[Task brief]
Reproduce every record below exactly as it appears.

——

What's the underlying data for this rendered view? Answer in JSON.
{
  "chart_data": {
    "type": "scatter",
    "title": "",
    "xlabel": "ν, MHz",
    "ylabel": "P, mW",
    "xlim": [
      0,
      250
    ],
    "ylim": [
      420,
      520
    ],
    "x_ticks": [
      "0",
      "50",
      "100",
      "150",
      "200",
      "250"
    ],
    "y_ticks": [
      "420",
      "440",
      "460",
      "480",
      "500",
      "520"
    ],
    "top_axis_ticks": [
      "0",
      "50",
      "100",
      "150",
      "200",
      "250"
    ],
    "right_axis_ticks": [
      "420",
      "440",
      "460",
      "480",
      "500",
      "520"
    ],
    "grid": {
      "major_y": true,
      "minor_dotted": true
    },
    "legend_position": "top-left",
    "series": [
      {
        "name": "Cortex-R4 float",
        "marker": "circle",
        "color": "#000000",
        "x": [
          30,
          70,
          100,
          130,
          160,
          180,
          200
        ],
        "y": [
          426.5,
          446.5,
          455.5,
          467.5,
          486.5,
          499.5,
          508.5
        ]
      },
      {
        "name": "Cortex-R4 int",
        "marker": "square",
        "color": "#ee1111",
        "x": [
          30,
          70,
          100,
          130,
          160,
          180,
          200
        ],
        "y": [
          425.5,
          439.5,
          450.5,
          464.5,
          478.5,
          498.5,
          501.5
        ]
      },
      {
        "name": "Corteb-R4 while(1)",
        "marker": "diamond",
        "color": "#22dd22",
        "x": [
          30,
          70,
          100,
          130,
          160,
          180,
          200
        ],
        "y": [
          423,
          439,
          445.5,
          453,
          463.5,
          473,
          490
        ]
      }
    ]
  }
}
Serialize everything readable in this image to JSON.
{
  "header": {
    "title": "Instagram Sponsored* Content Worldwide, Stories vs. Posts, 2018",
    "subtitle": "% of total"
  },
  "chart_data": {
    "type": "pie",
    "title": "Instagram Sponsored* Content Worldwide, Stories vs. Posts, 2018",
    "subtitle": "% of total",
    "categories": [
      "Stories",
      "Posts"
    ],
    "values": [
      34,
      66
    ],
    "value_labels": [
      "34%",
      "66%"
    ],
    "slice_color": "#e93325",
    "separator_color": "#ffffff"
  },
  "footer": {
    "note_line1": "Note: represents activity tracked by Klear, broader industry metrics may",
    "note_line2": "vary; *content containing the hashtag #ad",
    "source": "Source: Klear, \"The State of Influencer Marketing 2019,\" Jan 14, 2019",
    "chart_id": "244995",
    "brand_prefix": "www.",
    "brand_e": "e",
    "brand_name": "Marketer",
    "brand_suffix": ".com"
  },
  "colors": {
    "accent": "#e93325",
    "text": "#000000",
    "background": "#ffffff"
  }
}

——

[Task output]
What's the underlying data for this rendered view? Answer in JSON.
{
  "chart_data": {
    "type": "scatter",
    "title": "",
    "xlabel": "ν, MHz",
    "ylabel": "P, mW",
    "xlim": [
      0,
      250
    ],
    "ylim": [
      420,
      520
    ],
    "x_ticks": [
      "0",
      "50",
      "100",
      "150",
      "200",
      "250"
    ],
    "y_ticks": [
      "420",
      "440",
      "460",
      "480",
      "500",
      "520"
    ],
    "top_axis_ticks": [
      "0",
      "50",
      "100",
      "150",
      "200",
      "250"
    ],
    "right_axis_ticks": [
      "420",
      "440",
      "460",
      "480",
      "500",
      "520"
    ],
    "grid": {
      "major_y": true,
      "minor_dotted": true
    },
    "legend_position": "top-left",
    "series": [
      {
        "name": "Cortex-R4 float",
        "marker": "circle",
        "color": "#000000",
        "x": [
          30,
          70,
          100,
          130,
          160,
          180,
          200
        ],
        "y": [
          426.5,
          446.5,
          455.5,
          467.5,
          486.5,
          499.5,
          508.5
        ]
      },
      {
        "name": "Cortex-R4 int",
        "marker": "square",
        "color": "#ee1111",
        "x": [
          30,
          70,
          100,
          130,
          160,
          180,
          200
        ],
        "y": [
          425.5,
          439.5,
          450.5,
          464.5,
          478.5,
          498.5,
          501.5
        ]
      },
      {
        "name": "Corteb-R4 while(1)",
        "marker": "diamond",
        "color": "#22dd22",
        "x": [
          30,
          70,
          100,
          130,
          160,
          180,
          200
        ],
        "y": [
          423,
          439,
          445.5,
          453,
          463.5,
          473,
          490
        ]
      }
    ]
  }
}
Serialize everything readable in this image to JSON.
{
  "header": {
    "title": "Instagram Sponsored* Content Worldwide, Stories vs. Posts, 2018",
    "subtitle": "% of total"
  },
  "chart_data": {
    "type": "pie",
    "title": "Instagram Sponsored* Content Worldwide, Stories vs. Posts, 2018",
    "subtitle": "% of total",
    "categories": [
      "Stories",
      "Posts"
    ],
    "values": [
      34,
      66
    ],
    "value_labels": [
      "34%",
      "66%"
    ],
    "slice_color": "#e93325",
    "separator_color": "#ffffff"
  },
  "footer": {
    "note_line1": "Note: represents activity tracked by Klear, broader industry metrics may",
    "note_line2": "vary; *content containing the hashtag #ad",
    "source": "Source: Klear, \"The State of Influencer Marketing 2019,\" Jan 14, 2019",
    "chart_id": "244995",
    "brand_prefix": "www.",
    "brand_e": "e",
    "brand_name": "Marketer",
    "brand_suffix": ".com"
  },
  "colors": {
    "accent": "#e93325",
    "text": "#000000",
    "background": "#ffffff"
  }
}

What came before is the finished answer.